Setze den Text über die Einführung neuer Software im Unternehmen im Anschluss an seinen letzten Satz fort.

## DOKUMENTABSCHNITT
■ ■ ■ ■

Weitere Taktiken, um Ängste vor einer neuen Lösung zu nehmen, sind das Einbauen von manuellen Eingriffsmöglichkeiten bei automatisierten Systemen (Gefühl von Kontrolle) und das Aufgreifen visueller Elemente aus den Altsystemen (Gefühl von Vertrautheit).

Top-Down and Bottom-Up für mehr Zeit und Unterstützung

Je nach Einsatzgebiet kann eine neue Software viele organisatorische Änderungen nach sich ziehen. Beispielsweise können Aufgaben- und Verantwortungsbereiche verschoben oder bestehende Teamkonstellationen aufgehoben werden.

Um eine Veränderung nachhaltig zu implementieren, Widerstand aufzulösen und Verständnis zu schaffen, bedarf es eines klaren Mandats der Bereichsleitung oder Geschäftsführung. Diese muss das Digitalisierungsvorhaben tatkräftig unterstützen, idealerweise mitgestalten, und die entsprechenden Stellen (z. B. den Product Owner oder ein dediziertes Team, siehe unten) enabeln, entsprechende Maßnahmen umzusetzen. Die Unterstützung der Führungsebene ist für viele auch ein richtungsweisendes Signal, ohne das sich Veränderung schnell chaotisch anfühlen kann. Ebenso ist ein explizites Mandat notwendig, um sehr tief verankerte Muster überhaupt aufbrechen zu können. Ebenso können Argumente wie „ich habe keine Zeit“ schnell ausgeräumt werden, indem die dedizierte Zeit für die Gestaltung neuer Abläufe geschaffen wird.

■ ■ ■ ■

## DATENAUSZÜGE
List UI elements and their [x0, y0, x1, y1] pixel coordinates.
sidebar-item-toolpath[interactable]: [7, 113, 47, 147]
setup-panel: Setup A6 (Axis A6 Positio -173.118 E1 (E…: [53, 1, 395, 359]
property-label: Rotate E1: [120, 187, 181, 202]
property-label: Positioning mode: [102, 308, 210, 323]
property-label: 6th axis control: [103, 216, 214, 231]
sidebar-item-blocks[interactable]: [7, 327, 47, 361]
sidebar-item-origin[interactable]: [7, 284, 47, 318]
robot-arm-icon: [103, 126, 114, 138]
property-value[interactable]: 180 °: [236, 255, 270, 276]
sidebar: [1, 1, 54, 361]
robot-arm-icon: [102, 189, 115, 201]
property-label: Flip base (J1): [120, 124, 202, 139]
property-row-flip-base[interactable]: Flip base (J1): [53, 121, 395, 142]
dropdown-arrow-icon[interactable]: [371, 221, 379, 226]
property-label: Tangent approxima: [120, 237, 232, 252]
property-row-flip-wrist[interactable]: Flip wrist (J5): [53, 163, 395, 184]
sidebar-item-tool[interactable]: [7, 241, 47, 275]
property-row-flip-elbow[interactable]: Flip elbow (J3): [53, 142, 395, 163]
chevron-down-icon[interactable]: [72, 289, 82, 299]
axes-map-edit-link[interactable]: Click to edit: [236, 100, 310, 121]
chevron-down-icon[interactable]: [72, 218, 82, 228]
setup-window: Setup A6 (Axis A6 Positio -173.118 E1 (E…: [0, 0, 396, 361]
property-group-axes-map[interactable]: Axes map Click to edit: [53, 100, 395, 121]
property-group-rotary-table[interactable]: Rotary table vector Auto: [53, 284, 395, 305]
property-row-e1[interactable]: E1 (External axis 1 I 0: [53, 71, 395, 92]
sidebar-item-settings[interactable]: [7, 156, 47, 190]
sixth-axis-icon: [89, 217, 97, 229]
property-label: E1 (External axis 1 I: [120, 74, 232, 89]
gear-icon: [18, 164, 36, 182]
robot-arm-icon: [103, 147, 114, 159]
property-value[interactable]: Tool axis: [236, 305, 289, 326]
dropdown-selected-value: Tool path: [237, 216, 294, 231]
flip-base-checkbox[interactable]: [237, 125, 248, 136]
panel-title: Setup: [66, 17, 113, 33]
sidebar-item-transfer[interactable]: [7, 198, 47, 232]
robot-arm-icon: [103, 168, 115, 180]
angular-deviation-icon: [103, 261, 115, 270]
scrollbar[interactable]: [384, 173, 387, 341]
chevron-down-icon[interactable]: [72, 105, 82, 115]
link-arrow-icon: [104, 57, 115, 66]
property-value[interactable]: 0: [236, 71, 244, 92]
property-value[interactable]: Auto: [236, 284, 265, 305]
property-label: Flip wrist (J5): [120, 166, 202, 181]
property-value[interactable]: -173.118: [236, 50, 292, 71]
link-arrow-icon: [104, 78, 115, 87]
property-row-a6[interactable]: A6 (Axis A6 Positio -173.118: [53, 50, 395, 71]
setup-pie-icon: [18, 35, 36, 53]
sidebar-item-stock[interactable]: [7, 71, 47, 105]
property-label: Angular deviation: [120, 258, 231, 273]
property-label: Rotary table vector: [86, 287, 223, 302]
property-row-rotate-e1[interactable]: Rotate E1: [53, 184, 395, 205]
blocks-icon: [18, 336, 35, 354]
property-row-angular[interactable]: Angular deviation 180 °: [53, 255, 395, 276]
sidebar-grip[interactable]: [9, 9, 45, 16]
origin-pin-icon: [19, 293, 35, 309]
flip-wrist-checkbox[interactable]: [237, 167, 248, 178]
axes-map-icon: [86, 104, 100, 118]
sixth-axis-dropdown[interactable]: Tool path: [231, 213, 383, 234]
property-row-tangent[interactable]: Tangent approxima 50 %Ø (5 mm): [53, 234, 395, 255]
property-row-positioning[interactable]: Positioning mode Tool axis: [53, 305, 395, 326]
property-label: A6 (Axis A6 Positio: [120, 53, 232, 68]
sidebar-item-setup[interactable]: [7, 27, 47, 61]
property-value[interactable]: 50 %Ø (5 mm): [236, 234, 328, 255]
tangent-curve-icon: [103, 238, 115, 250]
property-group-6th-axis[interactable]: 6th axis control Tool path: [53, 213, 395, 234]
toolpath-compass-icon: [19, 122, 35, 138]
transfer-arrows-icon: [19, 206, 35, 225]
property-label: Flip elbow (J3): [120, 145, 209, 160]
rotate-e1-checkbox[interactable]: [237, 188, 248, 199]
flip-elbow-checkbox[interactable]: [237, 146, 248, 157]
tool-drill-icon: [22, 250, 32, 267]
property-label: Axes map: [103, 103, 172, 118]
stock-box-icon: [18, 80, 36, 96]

■ ■ ■ ■

## ANTWORT
Genauso wichtig ist es, gleichzeitig Unterstützung innerhalb der Organisation zu gewinnen. Damit Veränderungsvorhaben skalieren, muss die breite Masse abgeholt werden. Ein großer Trägheitsmoment lässt Veränderungsvorhaben besonders zu Beginn sehr zäh anlaufen. Je mehr Verbündete man für sich gewinnen kann, desto leichter lässt sich der Stein ins Rollen bringen. Ebenso gewinnen Veränderungsinitiativen drastisch an Authentizität, wenn die eigenen Kolleg:innen überzeugt sind. So können auch Vorbehalte und Widerstände auf natürliche Weise abgebaut werden – oft reichen schon ganz informelle Gespräche an der Kaffeemaschine.

Koordination der Initiativen für einen nachhaltigen Erfolg

Je nachdem, wie tiefgreifend die Veränderung in der Organisation ist (z. B. gänzlich neue Endnutzer:innen-Journey), die durch eine neue Software angeregt wird, sollte die Einführung geplant und koordiniert werden. Eine gute Planung beinhaltet mitunter ein klares Mandat und Verantwortlichkeiten (z. B. in Form eines Teams), eine klare Zielsetzung und fokussierte Initiativen (nicht zu viele parallele Handlungsstränge). Hier können Ideen und Frameworks aus dem Change Management aufgegriffen werden, z. B. von Frederik Laloux oder John Kotter. Wichtig ist es, schnell kleine Erfolge mit möglichst großem Nutzen zu erzielen, um das Vertrauen in die neue Stoßrichtung zu steigern.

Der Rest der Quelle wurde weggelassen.